**Task to complete:**
Working from the line that contains "Extract all readable text from this page." down to the last line below, repeat each line exactly.

**Records for processing:**

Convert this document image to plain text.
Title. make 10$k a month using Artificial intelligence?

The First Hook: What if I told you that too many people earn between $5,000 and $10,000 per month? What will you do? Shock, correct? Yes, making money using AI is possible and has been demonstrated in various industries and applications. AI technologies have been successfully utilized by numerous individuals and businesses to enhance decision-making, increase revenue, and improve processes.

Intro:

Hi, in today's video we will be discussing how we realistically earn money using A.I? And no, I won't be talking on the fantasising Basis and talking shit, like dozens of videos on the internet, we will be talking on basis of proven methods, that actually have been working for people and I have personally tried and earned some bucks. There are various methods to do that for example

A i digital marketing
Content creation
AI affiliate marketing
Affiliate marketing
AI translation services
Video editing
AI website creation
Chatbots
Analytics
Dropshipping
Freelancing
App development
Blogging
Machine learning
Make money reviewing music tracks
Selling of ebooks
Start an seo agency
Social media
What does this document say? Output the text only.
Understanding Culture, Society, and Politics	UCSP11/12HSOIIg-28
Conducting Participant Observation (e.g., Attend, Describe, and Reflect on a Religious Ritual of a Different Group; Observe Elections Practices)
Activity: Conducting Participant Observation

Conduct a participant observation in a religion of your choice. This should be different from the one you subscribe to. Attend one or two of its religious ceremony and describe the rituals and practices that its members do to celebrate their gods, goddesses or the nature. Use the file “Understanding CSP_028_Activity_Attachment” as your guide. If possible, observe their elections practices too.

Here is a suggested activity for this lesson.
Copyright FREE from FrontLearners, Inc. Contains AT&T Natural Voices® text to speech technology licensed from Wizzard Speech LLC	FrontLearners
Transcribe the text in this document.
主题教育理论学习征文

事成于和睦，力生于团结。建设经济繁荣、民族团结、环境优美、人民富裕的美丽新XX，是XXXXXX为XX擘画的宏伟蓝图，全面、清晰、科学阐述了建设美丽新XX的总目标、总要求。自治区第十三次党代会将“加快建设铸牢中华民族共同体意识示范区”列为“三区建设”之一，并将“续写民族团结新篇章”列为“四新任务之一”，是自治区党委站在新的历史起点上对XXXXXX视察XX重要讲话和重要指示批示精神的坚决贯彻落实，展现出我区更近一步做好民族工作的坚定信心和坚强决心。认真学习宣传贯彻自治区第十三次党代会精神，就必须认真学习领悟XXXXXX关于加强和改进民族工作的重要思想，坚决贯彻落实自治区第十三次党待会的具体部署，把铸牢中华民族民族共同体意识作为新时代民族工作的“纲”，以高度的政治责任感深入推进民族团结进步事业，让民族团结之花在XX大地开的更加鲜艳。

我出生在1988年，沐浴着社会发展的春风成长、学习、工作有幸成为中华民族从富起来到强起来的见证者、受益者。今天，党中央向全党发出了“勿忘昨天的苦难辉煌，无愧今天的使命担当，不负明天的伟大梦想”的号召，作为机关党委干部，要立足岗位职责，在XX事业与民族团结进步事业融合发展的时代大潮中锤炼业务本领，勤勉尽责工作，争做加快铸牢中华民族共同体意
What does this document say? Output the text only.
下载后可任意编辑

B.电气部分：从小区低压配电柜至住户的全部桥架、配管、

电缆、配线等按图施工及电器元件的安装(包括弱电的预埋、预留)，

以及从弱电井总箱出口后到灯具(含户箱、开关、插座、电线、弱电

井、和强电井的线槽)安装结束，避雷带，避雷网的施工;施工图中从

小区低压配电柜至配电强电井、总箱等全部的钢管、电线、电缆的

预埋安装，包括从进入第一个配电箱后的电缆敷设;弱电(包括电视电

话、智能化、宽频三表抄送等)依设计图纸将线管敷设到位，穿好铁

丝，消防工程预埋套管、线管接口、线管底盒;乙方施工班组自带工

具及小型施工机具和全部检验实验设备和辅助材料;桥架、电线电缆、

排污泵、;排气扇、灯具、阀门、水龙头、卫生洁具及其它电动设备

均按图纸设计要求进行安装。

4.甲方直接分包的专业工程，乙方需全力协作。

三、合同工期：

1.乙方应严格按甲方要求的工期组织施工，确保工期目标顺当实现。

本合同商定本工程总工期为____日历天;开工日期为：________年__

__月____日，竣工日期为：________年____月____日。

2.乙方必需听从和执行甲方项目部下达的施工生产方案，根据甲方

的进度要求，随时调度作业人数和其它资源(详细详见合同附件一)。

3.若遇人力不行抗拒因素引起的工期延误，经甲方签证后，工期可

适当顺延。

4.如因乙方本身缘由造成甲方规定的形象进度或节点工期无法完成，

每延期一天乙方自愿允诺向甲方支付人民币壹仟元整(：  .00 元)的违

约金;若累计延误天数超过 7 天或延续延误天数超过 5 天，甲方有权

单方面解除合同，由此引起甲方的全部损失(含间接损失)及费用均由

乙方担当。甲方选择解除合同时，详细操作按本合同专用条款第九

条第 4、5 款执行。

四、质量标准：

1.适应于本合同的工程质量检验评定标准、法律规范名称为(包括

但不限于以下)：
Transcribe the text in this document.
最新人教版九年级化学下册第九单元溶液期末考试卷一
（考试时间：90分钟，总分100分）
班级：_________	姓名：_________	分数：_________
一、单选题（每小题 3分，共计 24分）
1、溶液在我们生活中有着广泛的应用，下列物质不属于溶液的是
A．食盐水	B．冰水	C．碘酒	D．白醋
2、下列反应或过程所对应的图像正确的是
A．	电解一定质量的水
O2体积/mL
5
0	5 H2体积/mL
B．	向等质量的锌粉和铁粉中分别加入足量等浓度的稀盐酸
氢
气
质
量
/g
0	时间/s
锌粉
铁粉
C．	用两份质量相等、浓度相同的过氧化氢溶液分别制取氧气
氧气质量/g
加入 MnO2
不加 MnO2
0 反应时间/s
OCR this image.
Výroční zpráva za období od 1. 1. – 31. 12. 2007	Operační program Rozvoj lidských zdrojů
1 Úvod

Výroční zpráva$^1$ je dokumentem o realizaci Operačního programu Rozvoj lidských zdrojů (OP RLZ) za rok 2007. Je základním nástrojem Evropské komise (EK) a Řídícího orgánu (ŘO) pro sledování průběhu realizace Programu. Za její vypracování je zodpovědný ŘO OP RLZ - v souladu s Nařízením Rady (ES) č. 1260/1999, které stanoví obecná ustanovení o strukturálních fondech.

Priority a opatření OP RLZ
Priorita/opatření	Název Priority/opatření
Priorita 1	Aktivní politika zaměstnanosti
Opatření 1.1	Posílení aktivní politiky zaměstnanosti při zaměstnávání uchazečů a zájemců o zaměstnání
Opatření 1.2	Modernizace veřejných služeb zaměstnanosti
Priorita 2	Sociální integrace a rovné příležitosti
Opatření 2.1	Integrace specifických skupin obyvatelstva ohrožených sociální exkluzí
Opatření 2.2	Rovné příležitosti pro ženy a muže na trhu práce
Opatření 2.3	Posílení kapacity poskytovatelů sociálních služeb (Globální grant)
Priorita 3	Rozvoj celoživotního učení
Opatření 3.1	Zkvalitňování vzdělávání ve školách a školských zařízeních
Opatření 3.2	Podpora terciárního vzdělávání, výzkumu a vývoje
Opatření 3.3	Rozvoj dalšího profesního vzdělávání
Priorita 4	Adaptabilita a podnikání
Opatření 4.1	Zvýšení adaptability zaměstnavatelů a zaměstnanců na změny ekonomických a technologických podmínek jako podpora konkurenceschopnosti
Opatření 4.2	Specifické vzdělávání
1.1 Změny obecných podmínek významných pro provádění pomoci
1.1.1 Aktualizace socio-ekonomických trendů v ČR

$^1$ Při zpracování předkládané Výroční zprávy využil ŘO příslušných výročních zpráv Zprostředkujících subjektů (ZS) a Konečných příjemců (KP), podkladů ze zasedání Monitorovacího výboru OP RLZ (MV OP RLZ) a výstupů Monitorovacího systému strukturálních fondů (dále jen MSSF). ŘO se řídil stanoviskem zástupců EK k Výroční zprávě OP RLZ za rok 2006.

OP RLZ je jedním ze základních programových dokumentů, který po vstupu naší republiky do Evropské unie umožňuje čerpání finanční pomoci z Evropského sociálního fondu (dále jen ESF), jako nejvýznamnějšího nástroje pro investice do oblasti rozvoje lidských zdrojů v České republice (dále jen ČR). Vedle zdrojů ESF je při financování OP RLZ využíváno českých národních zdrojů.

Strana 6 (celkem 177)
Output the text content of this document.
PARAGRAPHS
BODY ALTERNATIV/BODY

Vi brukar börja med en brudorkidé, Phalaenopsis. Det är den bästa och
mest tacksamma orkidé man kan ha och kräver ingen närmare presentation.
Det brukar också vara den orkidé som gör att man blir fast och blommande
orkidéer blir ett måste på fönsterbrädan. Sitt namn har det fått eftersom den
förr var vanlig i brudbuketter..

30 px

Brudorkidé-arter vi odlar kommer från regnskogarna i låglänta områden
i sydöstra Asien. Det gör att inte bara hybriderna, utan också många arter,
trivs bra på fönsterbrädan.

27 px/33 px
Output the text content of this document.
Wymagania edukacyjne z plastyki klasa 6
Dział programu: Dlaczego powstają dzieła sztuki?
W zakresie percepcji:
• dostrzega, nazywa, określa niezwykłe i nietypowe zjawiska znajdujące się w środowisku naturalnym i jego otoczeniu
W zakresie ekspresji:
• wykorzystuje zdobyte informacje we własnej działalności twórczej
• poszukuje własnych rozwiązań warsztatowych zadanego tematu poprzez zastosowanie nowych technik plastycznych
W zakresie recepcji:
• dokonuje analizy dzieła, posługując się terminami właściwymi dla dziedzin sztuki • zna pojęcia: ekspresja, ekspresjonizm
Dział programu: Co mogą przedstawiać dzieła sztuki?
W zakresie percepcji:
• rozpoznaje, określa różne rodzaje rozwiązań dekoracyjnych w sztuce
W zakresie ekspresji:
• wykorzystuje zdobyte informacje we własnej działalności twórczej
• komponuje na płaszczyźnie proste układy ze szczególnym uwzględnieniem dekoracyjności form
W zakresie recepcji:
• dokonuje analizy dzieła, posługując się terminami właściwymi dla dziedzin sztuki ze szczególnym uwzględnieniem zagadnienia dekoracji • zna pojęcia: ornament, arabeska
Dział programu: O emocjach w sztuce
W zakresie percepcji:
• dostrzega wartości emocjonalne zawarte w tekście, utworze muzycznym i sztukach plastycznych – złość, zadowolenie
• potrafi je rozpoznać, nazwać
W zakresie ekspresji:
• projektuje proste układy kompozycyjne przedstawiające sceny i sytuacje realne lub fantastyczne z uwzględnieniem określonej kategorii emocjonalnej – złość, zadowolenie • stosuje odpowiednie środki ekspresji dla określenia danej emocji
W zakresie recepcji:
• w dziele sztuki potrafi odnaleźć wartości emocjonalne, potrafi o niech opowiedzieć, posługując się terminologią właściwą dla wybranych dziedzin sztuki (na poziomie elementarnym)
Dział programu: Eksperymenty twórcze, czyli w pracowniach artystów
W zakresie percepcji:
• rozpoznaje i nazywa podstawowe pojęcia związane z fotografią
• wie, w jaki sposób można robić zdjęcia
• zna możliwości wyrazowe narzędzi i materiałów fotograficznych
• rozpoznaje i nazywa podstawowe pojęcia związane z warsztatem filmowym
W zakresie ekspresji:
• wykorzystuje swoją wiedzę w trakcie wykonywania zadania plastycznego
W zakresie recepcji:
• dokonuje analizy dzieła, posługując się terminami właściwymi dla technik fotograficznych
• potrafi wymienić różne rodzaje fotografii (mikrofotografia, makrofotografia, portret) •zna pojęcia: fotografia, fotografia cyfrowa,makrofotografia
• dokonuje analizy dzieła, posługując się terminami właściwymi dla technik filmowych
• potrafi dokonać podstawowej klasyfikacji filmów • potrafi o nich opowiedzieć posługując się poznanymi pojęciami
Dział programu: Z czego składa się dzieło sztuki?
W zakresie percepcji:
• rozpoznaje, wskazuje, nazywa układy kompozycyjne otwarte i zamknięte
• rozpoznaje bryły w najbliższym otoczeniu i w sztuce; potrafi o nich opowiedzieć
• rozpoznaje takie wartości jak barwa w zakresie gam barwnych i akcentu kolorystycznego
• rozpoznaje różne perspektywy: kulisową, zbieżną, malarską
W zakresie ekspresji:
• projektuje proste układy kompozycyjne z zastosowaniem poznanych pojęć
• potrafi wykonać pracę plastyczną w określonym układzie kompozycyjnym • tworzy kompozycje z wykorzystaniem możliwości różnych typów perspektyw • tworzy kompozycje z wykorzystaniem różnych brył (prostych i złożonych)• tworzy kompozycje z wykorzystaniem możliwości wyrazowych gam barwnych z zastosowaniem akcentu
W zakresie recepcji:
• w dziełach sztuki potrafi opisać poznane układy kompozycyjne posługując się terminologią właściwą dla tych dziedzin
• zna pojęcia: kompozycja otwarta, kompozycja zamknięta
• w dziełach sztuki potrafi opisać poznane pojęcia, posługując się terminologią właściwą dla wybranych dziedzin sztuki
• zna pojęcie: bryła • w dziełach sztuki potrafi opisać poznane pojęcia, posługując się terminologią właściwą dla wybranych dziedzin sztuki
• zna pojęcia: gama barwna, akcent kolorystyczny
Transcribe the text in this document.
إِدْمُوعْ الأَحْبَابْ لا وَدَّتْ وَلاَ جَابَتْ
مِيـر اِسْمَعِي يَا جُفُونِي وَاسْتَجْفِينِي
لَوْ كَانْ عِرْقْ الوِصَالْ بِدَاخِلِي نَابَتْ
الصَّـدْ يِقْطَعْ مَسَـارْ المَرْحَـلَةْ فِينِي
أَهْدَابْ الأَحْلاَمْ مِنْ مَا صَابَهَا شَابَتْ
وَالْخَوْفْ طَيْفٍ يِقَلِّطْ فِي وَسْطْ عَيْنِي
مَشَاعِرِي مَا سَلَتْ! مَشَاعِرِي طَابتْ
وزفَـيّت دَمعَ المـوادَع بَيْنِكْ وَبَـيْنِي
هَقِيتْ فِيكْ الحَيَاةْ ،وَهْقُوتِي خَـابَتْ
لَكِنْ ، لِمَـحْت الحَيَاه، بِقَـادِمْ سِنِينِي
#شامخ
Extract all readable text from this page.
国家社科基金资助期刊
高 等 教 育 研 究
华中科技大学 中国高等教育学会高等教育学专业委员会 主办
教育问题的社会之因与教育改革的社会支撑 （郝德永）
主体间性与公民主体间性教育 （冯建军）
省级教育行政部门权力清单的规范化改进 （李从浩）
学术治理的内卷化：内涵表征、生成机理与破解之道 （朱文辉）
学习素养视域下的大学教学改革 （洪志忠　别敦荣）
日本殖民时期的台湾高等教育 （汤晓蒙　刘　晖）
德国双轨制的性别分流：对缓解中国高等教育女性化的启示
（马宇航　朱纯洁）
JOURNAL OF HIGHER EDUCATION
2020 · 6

**Solution for this exercise:**
Extract all readable text from this page.
国家社科基金资助期刊
高 等 教 育 研 究
华中科技大学 中国高等教育学会高等教育学专业委员会 主办
教育问题的社会之因与教育改革的社会支撑 （郝德永）
主体间性与公民主体间性教育 （冯建军）
省级教育行政部门权力清单的规范化改进 （李从浩）
学术治理的内卷化：内涵表征、生成机理与破解之道 （朱文辉）
学习素养视域下的大学教学改革 （洪志忠　别敦荣）
日本殖民时期的台湾高等教育 （汤晓蒙　刘　晖）
德国双轨制的性别分流：对缓解中国高等教育女性化的启示
（马宇航　朱纯洁）
JOURNAL OF HIGHER EDUCATION
2020 · 6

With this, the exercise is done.